• **EXERCISE DESCRIPTION**: Select lines where the word "data" appears.

* START *

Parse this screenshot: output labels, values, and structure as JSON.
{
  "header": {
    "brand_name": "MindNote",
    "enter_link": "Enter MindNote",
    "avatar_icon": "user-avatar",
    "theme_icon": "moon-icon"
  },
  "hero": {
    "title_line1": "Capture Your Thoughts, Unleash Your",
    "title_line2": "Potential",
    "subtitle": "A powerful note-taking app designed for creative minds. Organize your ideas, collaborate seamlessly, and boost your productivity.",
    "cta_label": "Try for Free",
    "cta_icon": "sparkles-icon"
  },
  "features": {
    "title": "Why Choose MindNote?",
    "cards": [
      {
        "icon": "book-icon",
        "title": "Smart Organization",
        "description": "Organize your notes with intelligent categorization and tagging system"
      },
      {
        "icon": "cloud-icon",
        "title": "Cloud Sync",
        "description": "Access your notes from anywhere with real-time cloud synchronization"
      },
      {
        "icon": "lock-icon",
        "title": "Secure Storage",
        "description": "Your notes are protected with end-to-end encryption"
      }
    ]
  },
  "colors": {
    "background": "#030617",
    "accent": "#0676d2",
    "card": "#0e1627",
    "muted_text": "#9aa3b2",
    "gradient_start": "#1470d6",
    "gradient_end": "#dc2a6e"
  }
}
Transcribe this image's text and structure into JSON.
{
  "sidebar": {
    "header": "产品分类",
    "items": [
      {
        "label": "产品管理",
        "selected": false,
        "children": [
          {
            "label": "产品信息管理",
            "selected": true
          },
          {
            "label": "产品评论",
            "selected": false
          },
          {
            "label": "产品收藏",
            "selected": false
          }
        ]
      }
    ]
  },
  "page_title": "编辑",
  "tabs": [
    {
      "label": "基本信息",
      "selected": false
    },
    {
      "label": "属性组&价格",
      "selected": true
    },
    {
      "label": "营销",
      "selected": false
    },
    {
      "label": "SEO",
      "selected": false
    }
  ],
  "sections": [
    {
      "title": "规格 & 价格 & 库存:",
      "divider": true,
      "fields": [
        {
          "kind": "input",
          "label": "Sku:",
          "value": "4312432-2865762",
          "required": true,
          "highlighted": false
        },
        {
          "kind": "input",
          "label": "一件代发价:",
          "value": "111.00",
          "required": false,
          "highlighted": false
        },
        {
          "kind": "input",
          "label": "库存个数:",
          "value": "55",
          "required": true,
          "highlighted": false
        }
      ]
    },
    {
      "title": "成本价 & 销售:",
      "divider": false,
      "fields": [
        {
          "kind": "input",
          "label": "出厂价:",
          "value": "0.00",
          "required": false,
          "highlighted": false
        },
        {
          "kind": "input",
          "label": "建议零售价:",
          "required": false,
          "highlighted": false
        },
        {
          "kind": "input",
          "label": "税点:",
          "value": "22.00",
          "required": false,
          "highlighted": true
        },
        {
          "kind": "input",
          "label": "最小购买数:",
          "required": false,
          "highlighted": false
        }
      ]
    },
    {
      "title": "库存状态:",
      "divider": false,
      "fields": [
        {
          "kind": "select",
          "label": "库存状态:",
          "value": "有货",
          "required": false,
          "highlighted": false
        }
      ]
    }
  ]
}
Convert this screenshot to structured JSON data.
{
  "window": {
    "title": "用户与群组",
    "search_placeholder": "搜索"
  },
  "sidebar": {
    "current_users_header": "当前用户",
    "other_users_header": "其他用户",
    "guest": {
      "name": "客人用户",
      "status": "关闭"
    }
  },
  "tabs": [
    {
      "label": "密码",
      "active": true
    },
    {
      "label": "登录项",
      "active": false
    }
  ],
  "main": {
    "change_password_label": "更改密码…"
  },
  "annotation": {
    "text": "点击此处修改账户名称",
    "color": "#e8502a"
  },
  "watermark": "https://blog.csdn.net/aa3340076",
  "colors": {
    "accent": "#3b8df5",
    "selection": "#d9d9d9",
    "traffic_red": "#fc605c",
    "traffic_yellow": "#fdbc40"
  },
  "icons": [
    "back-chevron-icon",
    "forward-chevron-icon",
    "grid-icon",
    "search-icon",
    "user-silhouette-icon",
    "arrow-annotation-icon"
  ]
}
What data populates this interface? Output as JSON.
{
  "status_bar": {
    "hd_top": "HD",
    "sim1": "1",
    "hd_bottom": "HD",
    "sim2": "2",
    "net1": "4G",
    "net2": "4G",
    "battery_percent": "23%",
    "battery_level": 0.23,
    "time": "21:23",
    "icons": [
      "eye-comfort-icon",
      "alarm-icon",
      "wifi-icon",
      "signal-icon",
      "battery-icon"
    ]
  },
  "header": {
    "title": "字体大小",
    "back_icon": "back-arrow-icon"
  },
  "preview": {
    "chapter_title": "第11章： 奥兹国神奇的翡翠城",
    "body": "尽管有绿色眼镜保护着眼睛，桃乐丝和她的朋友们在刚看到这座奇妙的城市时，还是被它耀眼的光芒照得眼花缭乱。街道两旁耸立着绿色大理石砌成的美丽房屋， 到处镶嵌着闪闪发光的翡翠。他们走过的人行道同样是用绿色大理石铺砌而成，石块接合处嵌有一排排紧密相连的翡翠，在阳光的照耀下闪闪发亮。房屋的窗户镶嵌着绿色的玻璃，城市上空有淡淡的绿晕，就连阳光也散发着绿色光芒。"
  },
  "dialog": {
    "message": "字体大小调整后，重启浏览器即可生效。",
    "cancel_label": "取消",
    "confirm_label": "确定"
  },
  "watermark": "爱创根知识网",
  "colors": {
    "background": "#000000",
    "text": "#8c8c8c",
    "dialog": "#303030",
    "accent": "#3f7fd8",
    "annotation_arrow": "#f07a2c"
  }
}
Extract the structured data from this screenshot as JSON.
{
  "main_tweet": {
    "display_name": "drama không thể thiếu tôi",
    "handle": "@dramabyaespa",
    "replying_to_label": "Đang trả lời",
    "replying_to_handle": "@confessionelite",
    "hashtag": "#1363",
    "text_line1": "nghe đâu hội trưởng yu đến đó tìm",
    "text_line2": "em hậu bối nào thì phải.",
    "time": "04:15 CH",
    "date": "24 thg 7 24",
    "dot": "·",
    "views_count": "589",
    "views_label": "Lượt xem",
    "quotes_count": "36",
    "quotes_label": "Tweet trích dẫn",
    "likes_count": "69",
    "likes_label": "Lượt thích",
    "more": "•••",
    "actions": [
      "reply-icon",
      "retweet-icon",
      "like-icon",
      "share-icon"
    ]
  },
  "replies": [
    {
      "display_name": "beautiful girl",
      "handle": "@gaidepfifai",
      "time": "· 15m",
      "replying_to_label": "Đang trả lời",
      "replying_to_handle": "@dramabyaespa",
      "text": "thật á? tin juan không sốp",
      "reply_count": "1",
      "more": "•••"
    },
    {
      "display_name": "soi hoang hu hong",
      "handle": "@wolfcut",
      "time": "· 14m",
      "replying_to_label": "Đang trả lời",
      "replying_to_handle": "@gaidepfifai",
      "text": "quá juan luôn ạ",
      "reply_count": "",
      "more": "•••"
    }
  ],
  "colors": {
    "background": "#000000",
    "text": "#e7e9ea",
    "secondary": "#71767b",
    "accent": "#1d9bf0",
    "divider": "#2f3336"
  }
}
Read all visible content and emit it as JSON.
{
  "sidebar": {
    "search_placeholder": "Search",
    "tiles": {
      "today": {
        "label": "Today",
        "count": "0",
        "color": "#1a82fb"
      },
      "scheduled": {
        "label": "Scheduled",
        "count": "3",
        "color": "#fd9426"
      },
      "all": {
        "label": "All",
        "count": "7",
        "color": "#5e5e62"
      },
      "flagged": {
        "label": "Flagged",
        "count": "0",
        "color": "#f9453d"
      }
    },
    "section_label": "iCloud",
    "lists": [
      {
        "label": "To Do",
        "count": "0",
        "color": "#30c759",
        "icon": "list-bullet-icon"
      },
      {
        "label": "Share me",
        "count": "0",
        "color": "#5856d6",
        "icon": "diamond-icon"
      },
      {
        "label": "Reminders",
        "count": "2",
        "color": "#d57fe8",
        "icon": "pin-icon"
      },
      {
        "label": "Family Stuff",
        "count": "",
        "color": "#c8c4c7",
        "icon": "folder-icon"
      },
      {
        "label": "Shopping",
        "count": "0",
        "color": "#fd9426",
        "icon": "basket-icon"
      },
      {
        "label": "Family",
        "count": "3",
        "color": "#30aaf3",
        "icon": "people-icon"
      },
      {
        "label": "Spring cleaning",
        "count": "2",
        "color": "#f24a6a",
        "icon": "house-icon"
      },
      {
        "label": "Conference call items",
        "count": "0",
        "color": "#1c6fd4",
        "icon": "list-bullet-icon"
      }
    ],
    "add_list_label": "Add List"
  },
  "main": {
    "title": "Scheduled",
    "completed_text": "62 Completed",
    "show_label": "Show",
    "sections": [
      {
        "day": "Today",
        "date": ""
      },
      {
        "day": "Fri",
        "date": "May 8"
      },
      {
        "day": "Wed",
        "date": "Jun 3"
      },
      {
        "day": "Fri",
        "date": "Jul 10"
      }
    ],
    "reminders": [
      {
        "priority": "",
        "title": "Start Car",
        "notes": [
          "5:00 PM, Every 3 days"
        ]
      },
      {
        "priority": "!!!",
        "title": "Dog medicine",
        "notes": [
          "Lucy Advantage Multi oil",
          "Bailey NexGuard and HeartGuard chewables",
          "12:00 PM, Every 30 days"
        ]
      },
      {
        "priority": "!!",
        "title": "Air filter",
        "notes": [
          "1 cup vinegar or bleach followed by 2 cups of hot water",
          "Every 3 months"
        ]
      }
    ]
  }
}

* END *

• **RESULT OF THIS TASK**:
Convert this screenshot to structured JSON data.
What data populates this interface? Output as JSON.
Extract the structured data from this screenshot as JSON.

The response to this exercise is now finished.